Dataset rows about figures

— begin —

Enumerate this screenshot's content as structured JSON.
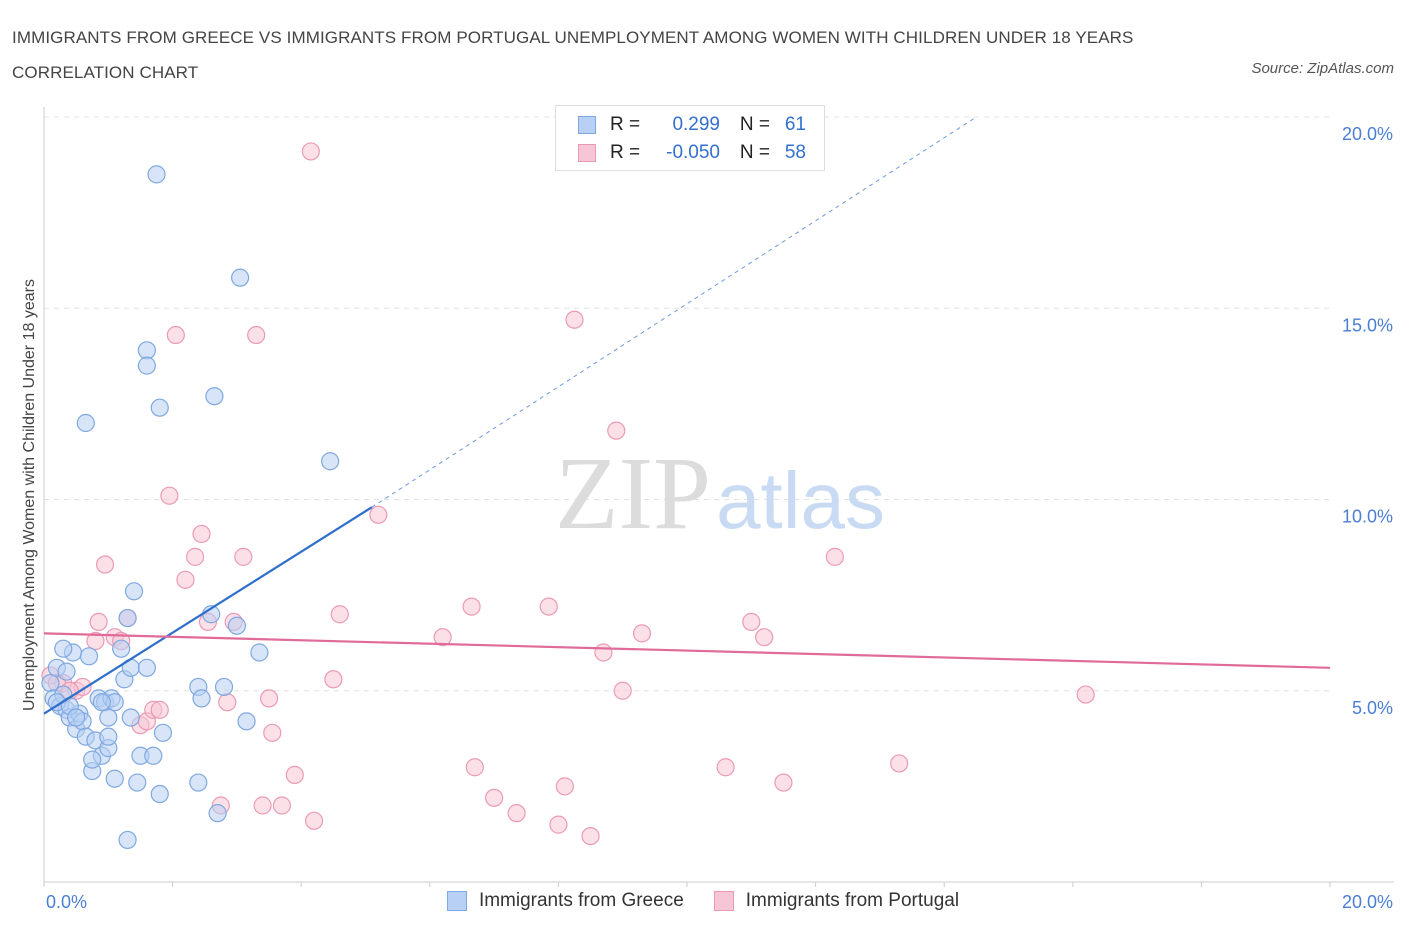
{
  "title": "IMMIGRANTS FROM GREECE VS IMMIGRANTS FROM PORTUGAL UNEMPLOYMENT AMONG WOMEN WITH CHILDREN UNDER 18 YEARS CORRELATION CHART",
  "source": "Source: ZipAtlas.com",
  "watermark": {
    "zip": "ZIP",
    "atlas": "atlas"
  },
  "legend": {
    "r_label": "R =",
    "n_label": "N =",
    "greece": {
      "r": "0.299",
      "n": "61"
    },
    "portugal": {
      "r": "-0.050",
      "n": "58"
    }
  },
  "colors": {
    "greece_fill": "#b8d0f4",
    "greece_stroke": "#7fa8e0",
    "greece_line": "#2f6fcc",
    "portugal_fill": "#f7c6d6",
    "portugal_stroke": "#eb9ab5",
    "portugal_line": "#e06a98",
    "tick_text": "#4a7fd4"
  },
  "chart_data": {
    "type": "scatter",
    "title": "IMMIGRANTS FROM GREECE VS IMMIGRANTS FROM PORTUGAL UNEMPLOYMENT AMONG WOMEN WITH CHILDREN UNDER 18 YEARS CORRELATION CHART",
    "xlabel": "",
    "ylabel": "Unemployment Among Women with Children Under 18 years",
    "xlim": [
      0,
      20
    ],
    "ylim": [
      0,
      20
    ],
    "x_tick_labels": [
      "0.0%",
      "20.0%"
    ],
    "y_ticks": [
      5,
      10,
      15,
      20
    ],
    "y_tick_labels": [
      "5.0%",
      "10.0%",
      "15.0%",
      "20.0%"
    ],
    "grid": true,
    "legend_position": "top-center",
    "series": [
      {
        "name": "Immigrants from Greece",
        "points": [
          [
            0.1,
            5.2
          ],
          [
            0.15,
            4.8
          ],
          [
            0.2,
            5.6
          ],
          [
            0.25,
            4.6
          ],
          [
            0.3,
            4.9
          ],
          [
            0.35,
            4.5
          ],
          [
            0.4,
            4.3
          ],
          [
            0.45,
            6.0
          ],
          [
            0.5,
            4.0
          ],
          [
            0.55,
            4.4
          ],
          [
            0.6,
            4.2
          ],
          [
            0.65,
            3.8
          ],
          [
            0.7,
            5.9
          ],
          [
            0.75,
            2.9
          ],
          [
            0.8,
            3.7
          ],
          [
            0.85,
            4.8
          ],
          [
            0.9,
            3.3
          ],
          [
            0.95,
            4.7
          ],
          [
            1.0,
            4.3
          ],
          [
            1.0,
            3.5
          ],
          [
            1.05,
            4.8
          ],
          [
            1.1,
            4.7
          ],
          [
            1.1,
            2.7
          ],
          [
            1.2,
            6.1
          ],
          [
            1.25,
            5.3
          ],
          [
            1.3,
            6.9
          ],
          [
            1.35,
            5.6
          ],
          [
            1.35,
            4.3
          ],
          [
            1.4,
            7.6
          ],
          [
            1.45,
            2.6
          ],
          [
            1.5,
            3.3
          ],
          [
            1.6,
            13.9
          ],
          [
            1.6,
            13.5
          ],
          [
            1.6,
            5.6
          ],
          [
            1.7,
            3.3
          ],
          [
            1.75,
            18.5
          ],
          [
            1.8,
            2.3
          ],
          [
            1.8,
            12.4
          ],
          [
            1.85,
            3.9
          ],
          [
            2.4,
            2.6
          ],
          [
            2.4,
            5.1
          ],
          [
            2.45,
            4.8
          ],
          [
            2.6,
            7.0
          ],
          [
            2.65,
            12.7
          ],
          [
            2.7,
            1.8
          ],
          [
            2.8,
            5.1
          ],
          [
            3.0,
            6.7
          ],
          [
            3.05,
            15.8
          ],
          [
            3.15,
            4.2
          ],
          [
            3.35,
            6.0
          ],
          [
            4.45,
            11.0
          ],
          [
            1.3,
            1.1
          ],
          [
            0.65,
            12.0
          ],
          [
            0.2,
            4.7
          ],
          [
            0.4,
            4.6
          ],
          [
            0.75,
            3.2
          ],
          [
            0.9,
            4.7
          ],
          [
            1.0,
            3.8
          ],
          [
            0.3,
            6.1
          ],
          [
            0.5,
            4.3
          ],
          [
            0.35,
            5.5
          ]
        ],
        "regression": {
          "x": [
            0,
            5.1
          ],
          "y": [
            4.4,
            9.8
          ],
          "dashed_extension_to": [
            14.5,
            20.0
          ]
        }
      },
      {
        "name": "Immigrants from Portugal",
        "points": [
          [
            0.1,
            5.4
          ],
          [
            0.3,
            5.2
          ],
          [
            0.5,
            5.0
          ],
          [
            0.6,
            5.1
          ],
          [
            0.8,
            6.3
          ],
          [
            0.85,
            6.8
          ],
          [
            0.95,
            8.3
          ],
          [
            1.1,
            6.4
          ],
          [
            1.2,
            6.3
          ],
          [
            1.3,
            6.9
          ],
          [
            1.5,
            4.1
          ],
          [
            1.6,
            4.2
          ],
          [
            1.7,
            4.5
          ],
          [
            1.8,
            4.5
          ],
          [
            1.95,
            10.1
          ],
          [
            2.05,
            14.3
          ],
          [
            2.2,
            7.9
          ],
          [
            2.35,
            8.5
          ],
          [
            2.45,
            9.1
          ],
          [
            2.55,
            6.8
          ],
          [
            2.75,
            2.0
          ],
          [
            2.85,
            4.7
          ],
          [
            2.95,
            6.8
          ],
          [
            3.1,
            8.5
          ],
          [
            3.3,
            14.3
          ],
          [
            3.4,
            2.0
          ],
          [
            3.5,
            4.8
          ],
          [
            3.55,
            3.9
          ],
          [
            3.7,
            2.0
          ],
          [
            3.9,
            2.8
          ],
          [
            4.15,
            19.1
          ],
          [
            4.2,
            1.6
          ],
          [
            4.5,
            5.3
          ],
          [
            4.6,
            7.0
          ],
          [
            5.2,
            9.6
          ],
          [
            6.2,
            6.4
          ],
          [
            6.65,
            7.2
          ],
          [
            6.7,
            3.0
          ],
          [
            7.0,
            2.2
          ],
          [
            7.35,
            1.8
          ],
          [
            7.85,
            7.2
          ],
          [
            8.0,
            1.5
          ],
          [
            8.1,
            2.5
          ],
          [
            8.25,
            14.7
          ],
          [
            8.5,
            1.2
          ],
          [
            8.7,
            6.0
          ],
          [
            8.9,
            11.8
          ],
          [
            9.0,
            5.0
          ],
          [
            9.3,
            6.5
          ],
          [
            10.6,
            3.0
          ],
          [
            11.0,
            6.8
          ],
          [
            11.2,
            6.4
          ],
          [
            11.5,
            2.6
          ],
          [
            12.3,
            8.5
          ],
          [
            13.3,
            3.1
          ],
          [
            16.2,
            4.9
          ],
          [
            0.2,
            5.2
          ],
          [
            0.4,
            5.0
          ]
        ],
        "regression": {
          "x": [
            0,
            20
          ],
          "y": [
            6.5,
            5.6
          ]
        }
      }
    ]
  },
  "bottom_legend": {
    "greece": "Immigrants from Greece",
    "portugal": "Immigrants from Portugal"
  }
}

— end —

◆ What the task asks ◆
Above are the records; reproduce them exactly and leave out the pictures.

◆ The response ◆
Enumerate this screenshot's content as structured JSON.
{
  "title": "IMMIGRANTS FROM GREECE VS IMMIGRANTS FROM PORTUGAL UNEMPLOYMENT AMONG WOMEN WITH CHILDREN UNDER 18 YEARS CORRELATION CHART",
  "source": "Source: ZipAtlas.com",
  "watermark": {
    "zip": "ZIP",
    "atlas": "atlas"
  },
  "legend": {
    "r_label": "R =",
    "n_label": "N =",
    "greece": {
      "r": "0.299",
      "n": "61"
    },
    "portugal": {
      "r": "-0.050",
      "n": "58"
    }
  },
  "colors": {
    "greece_fill": "#b8d0f4",
    "greece_stroke": "#7fa8e0",
    "greece_line": "#2f6fcc",
    "portugal_fill": "#f7c6d6",
    "portugal_stroke": "#eb9ab5",
    "portugal_line": "#e06a98",
    "tick_text": "#4a7fd4"
  },
  "chart_data": {
    "type": "scatter",
    "title": "IMMIGRANTS FROM GREECE VS IMMIGRANTS FROM PORTUGAL UNEMPLOYMENT AMONG WOMEN WITH CHILDREN UNDER 18 YEARS CORRELATION CHART",
    "xlabel": "",
    "ylabel": "Unemployment Among Women with Children Under 18 years",
    "xlim": [
      0,
      20
    ],
    "ylim": [
      0,
      20
    ],
    "x_tick_labels": [
      "0.0%",
      "20.0%"
    ],
    "y_ticks": [
      5,
      10,
      15,
      20
    ],
    "y_tick_labels": [
      "5.0%",
      "10.0%",
      "15.0%",
      "20.0%"
    ],
    "grid": true,
    "legend_position": "top-center",
    "series": [
      {
        "name": "Immigrants from Greece",
        "points": [
          [
            0.1,
            5.2
          ],
          [
            0.15,
            4.8
          ],
          [
            0.2,
            5.6
          ],
          [
            0.25,
            4.6
          ],
          [
            0.3,
            4.9
          ],
          [
            0.35,
            4.5
          ],
          [
            0.4,
            4.3
          ],
          [
            0.45,
            6.0
          ],
          [
            0.5,
            4.0
          ],
          [
            0.55,
            4.4
          ],
          [
            0.6,
            4.2
          ],
          [
            0.65,
            3.8
          ],
          [
            0.7,
            5.9
          ],
          [
            0.75,
            2.9
          ],
          [
            0.8,
            3.7
          ],
          [
            0.85,
            4.8
          ],
          [
            0.9,
            3.3
          ],
          [
            0.95,
            4.7
          ],
          [
            1.0,
            4.3
          ],
          [
            1.0,
            3.5
          ],
          [
            1.05,
            4.8
          ],
          [
            1.1,
            4.7
          ],
          [
            1.1,
            2.7
          ],
          [
            1.2,
            6.1
          ],
          [
            1.25,
            5.3
          ],
          [
            1.3,
            6.9
          ],
          [
            1.35,
            5.6
          ],
          [
            1.35,
            4.3
          ],
          [
            1.4,
            7.6
          ],
          [
            1.45,
            2.6
          ],
          [
            1.5,
            3.3
          ],
          [
            1.6,
            13.9
          ],
          [
            1.6,
            13.5
          ],
          [
            1.6,
            5.6
          ],
          [
            1.7,
            3.3
          ],
          [
            1.75,
            18.5
          ],
          [
            1.8,
            2.3
          ],
          [
            1.8,
            12.4
          ],
          [
            1.85,
            3.9
          ],
          [
            2.4,
            2.6
          ],
          [
            2.4,
            5.1
          ],
          [
            2.45,
            4.8
          ],
          [
            2.6,
            7.0
          ],
          [
            2.65,
            12.7
          ],
          [
            2.7,
            1.8
          ],
          [
            2.8,
            5.1
          ],
          [
            3.0,
            6.7
          ],
          [
            3.05,
            15.8
          ],
          [
            3.15,
            4.2
          ],
          [
            3.35,
            6.0
          ],
          [
            4.45,
            11.0
          ],
          [
            1.3,
            1.1
          ],
          [
            0.65,
            12.0
          ],
          [
            0.2,
            4.7
          ],
          [
            0.4,
            4.6
          ],
          [
            0.75,
            3.2
          ],
          [
            0.9,
            4.7
          ],
          [
            1.0,
            3.8
          ],
          [
            0.3,
            6.1
          ],
          [
            0.5,
            4.3
          ],
          [
            0.35,
            5.5
          ]
        ],
        "regression": {
          "x": [
            0,
            5.1
          ],
          "y": [
            4.4,
            9.8
          ],
          "dashed_extension_to": [
            14.5,
            20.0
          ]
        }
      },
      {
        "name": "Immigrants from Portugal",
        "points": [
          [
            0.1,
            5.4
          ],
          [
            0.3,
            5.2
          ],
          [
            0.5,
            5.0
          ],
          [
            0.6,
            5.1
          ],
          [
            0.8,
            6.3
          ],
          [
            0.85,
            6.8
          ],
          [
            0.95,
            8.3
          ],
          [
            1.1,
            6.4
          ],
          [
            1.2,
            6.3
          ],
          [
            1.3,
            6.9
          ],
          [
            1.5,
            4.1
          ],
          [
            1.6,
            4.2
          ],
          [
            1.7,
            4.5
          ],
          [
            1.8,
            4.5
          ],
          [
            1.95,
            10.1
          ],
          [
            2.05,
            14.3
          ],
          [
            2.2,
            7.9
          ],
          [
            2.35,
            8.5
          ],
          [
            2.45,
            9.1
          ],
          [
            2.55,
            6.8
          ],
          [
            2.75,
            2.0
          ],
          [
            2.85,
            4.7
          ],
          [
            2.95,
            6.8
          ],
          [
            3.1,
            8.5
          ],
          [
            3.3,
            14.3
          ],
          [
            3.4,
            2.0
          ],
          [
            3.5,
            4.8
          ],
          [
            3.55,
            3.9
          ],
          [
            3.7,
            2.0
          ],
          [
            3.9,
            2.8
          ],
          [
            4.15,
            19.1
          ],
          [
            4.2,
            1.6
          ],
          [
            4.5,
            5.3
          ],
          [
            4.6,
            7.0
          ],
          [
            5.2,
            9.6
          ],
          [
            6.2,
            6.4
          ],
          [
            6.65,
            7.2
          ],
          [
            6.7,
            3.0
          ],
          [
            7.0,
            2.2
          ],
          [
            7.35,
            1.8
          ],
          [
            7.85,
            7.2
          ],
          [
            8.0,
            1.5
          ],
          [
            8.1,
            2.5
          ],
          [
            8.25,
            14.7
          ],
          [
            8.5,
            1.2
          ],
          [
            8.7,
            6.0
          ],
          [
            8.9,
            11.8
          ],
          [
            9.0,
            5.0
          ],
          [
            9.3,
            6.5
          ],
          [
            10.6,
            3.0
          ],
          [
            11.0,
            6.8
          ],
          [
            11.2,
            6.4
          ],
          [
            11.5,
            2.6
          ],
          [
            12.3,
            8.5
          ],
          [
            13.3,
            3.1
          ],
          [
            16.2,
            4.9
          ],
          [
            0.2,
            5.2
          ],
          [
            0.4,
            5.0
          ]
        ],
        "regression": {
          "x": [
            0,
            20
          ],
          "y": [
            6.5,
            5.6
          ]
        }
      }
    ]
  },
  "bottom_legend": {
    "greece": "Immigrants from Greece",
    "portugal": "Immigrants from Portugal"
  }
}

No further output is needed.